Challenge: Restate the records below word for word.

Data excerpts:
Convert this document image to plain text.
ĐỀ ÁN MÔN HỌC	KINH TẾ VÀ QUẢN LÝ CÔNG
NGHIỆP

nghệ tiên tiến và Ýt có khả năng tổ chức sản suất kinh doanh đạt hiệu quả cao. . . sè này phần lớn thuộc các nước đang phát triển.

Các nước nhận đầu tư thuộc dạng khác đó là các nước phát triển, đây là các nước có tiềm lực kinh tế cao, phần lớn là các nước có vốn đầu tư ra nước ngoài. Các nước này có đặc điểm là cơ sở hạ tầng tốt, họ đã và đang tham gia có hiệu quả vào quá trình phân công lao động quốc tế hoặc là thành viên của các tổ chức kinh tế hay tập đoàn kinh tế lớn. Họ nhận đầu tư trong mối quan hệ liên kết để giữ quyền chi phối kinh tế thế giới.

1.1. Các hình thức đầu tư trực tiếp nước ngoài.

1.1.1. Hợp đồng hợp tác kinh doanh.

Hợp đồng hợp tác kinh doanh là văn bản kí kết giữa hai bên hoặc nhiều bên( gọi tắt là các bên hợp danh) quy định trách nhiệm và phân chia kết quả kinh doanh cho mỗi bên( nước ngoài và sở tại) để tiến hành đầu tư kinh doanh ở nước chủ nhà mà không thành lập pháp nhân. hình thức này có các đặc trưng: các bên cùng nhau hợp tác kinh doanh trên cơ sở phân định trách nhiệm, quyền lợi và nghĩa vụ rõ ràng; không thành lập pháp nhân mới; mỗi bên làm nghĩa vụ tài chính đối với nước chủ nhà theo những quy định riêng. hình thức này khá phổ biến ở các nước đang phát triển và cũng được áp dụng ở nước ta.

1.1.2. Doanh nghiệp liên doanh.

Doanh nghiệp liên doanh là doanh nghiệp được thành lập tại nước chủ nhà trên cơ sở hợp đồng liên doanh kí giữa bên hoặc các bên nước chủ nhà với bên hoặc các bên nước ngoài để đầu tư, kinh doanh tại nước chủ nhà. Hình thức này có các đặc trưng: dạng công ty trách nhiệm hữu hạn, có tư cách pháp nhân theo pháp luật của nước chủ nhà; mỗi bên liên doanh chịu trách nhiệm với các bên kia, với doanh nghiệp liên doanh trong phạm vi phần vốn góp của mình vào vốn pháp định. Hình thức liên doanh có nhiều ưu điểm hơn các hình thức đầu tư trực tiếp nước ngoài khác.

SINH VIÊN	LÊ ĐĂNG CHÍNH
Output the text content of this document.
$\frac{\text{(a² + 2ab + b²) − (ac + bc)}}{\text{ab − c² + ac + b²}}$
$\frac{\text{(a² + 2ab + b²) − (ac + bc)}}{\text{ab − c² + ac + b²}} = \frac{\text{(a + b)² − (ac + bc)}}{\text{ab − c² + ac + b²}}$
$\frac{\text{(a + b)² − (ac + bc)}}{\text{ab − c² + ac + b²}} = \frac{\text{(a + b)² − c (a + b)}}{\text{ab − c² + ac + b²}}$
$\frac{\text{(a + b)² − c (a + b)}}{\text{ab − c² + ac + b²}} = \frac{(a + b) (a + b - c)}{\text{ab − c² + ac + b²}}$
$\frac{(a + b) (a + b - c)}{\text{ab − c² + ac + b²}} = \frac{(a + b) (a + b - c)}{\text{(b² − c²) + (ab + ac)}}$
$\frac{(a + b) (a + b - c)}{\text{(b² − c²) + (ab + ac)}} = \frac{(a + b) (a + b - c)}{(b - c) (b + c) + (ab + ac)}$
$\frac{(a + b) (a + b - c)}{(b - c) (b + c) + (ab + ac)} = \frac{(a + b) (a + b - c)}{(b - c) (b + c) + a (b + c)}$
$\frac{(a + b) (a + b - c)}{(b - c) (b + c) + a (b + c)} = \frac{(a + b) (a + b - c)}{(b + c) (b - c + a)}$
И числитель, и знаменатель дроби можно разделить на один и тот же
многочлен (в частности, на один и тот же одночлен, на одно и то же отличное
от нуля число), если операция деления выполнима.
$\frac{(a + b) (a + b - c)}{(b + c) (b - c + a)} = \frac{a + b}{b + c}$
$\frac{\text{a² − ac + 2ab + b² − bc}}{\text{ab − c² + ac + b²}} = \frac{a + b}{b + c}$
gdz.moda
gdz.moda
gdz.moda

Solution to this task:
Convert this document image to plain text.
ĐỀ ÁN MÔN HỌC	KINH TẾ VÀ QUẢN LÝ CÔNG
NGHIỆP

nghệ tiên tiến và Ýt có khả năng tổ chức sản suất kinh doanh đạt hiệu quả cao. . . sè này phần lớn thuộc các nước đang phát triển.

Các nước nhận đầu tư thuộc dạng khác đó là các nước phát triển, đây là các nước có tiềm lực kinh tế cao, phần lớn là các nước có vốn đầu tư ra nước ngoài. Các nước này có đặc điểm là cơ sở hạ tầng tốt, họ đã và đang tham gia có hiệu quả vào quá trình phân công lao động quốc tế hoặc là thành viên của các tổ chức kinh tế hay tập đoàn kinh tế lớn. Họ nhận đầu tư trong mối quan hệ liên kết để giữ quyền chi phối kinh tế thế giới.

1.1. Các hình thức đầu tư trực tiếp nước ngoài.

1.1.1. Hợp đồng hợp tác kinh doanh.

Hợp đồng hợp tác kinh doanh là văn bản kí kết giữa hai bên hoặc nhiều bên( gọi tắt là các bên hợp danh) quy định trách nhiệm và phân chia kết quả kinh doanh cho mỗi bên( nước ngoài và sở tại) để tiến hành đầu tư kinh doanh ở nước chủ nhà mà không thành lập pháp nhân. hình thức này có các đặc trưng: các bên cùng nhau hợp tác kinh doanh trên cơ sở phân định trách nhiệm, quyền lợi và nghĩa vụ rõ ràng; không thành lập pháp nhân mới; mỗi bên làm nghĩa vụ tài chính đối với nước chủ nhà theo những quy định riêng. hình thức này khá phổ biến ở các nước đang phát triển và cũng được áp dụng ở nước ta.

1.1.2. Doanh nghiệp liên doanh.

Doanh nghiệp liên doanh là doanh nghiệp được thành lập tại nước chủ nhà trên cơ sở hợp đồng liên doanh kí giữa bên hoặc các bên nước chủ nhà với bên hoặc các bên nước ngoài để đầu tư, kinh doanh tại nước chủ nhà. Hình thức này có các đặc trưng: dạng công ty trách nhiệm hữu hạn, có tư cách pháp nhân theo pháp luật của nước chủ nhà; mỗi bên liên doanh chịu trách nhiệm với các bên kia, với doanh nghiệp liên doanh trong phạm vi phần vốn góp của mình vào vốn pháp định. Hình thức liên doanh có nhiều ưu điểm hơn các hình thức đầu tư trực tiếp nước ngoài khác.

SINH VIÊN	LÊ ĐĂNG CHÍNH
Output the text content of this document.
$\frac{\text{(a² + 2ab + b²) − (ac + bc)}}{\text{ab − c² + ac + b²}}$
$\frac{\text{(a² + 2ab + b²) − (ac + bc)}}{\text{ab − c² + ac + b²}} = \frac{\text{(a + b)² − (ac + bc)}}{\text{ab − c² + ac + b²}}$
$\frac{\text{(a + b)² − (ac + bc)}}{\text{ab − c² + ac + b²}} = \frac{\text{(a + b)² − c (a + b)}}{\text{ab − c² + ac + b²}}$
$\frac{\text{(a + b)² − c (a + b)}}{\text{ab − c² + ac + b²}} = \frac{(a + b) (a + b - c)}{\text{ab − c² + ac + b²}}$
$\frac{(a + b) (a + b - c)}{\text{ab − c² + ac + b²}} = \frac{(a + b) (a + b - c)}{\text{(b² − c²) + (ab + ac)}}$
$\frac{(a + b) (a + b - c)}{\text{(b² − c²) + (ab + ac)}} = \frac{(a + b) (a + b - c)}{(b - c) (b + c) + (ab + ac)}$
$\frac{(a + b) (a + b - c)}{(b - c) (b + c) + (ab + ac)} = \frac{(a + b) (a + b - c)}{(b - c) (b + c) + a (b + c)}$
$\frac{(a + b) (a + b - c)}{(b - c) (b + c) + a (b + c)} = \frac{(a + b) (a + b - c)}{(b + c) (b - c + a)}$
И числитель, и знаменатель дроби можно разделить на один и тот же
многочлен (в частности, на один и тот же одночлен, на одно и то же отличное
от нуля число), если операция деления выполнима.
$\frac{(a + b) (a + b - c)}{(b + c) (b - c + a)} = \frac{a + b}{b + c}$
$\frac{\text{a² − ac + 2ab + b² − bc}}{\text{ab − c² + ac + b²}} = \frac{a + b}{b + c}$
gdz.moda
gdz.moda
gdz.moda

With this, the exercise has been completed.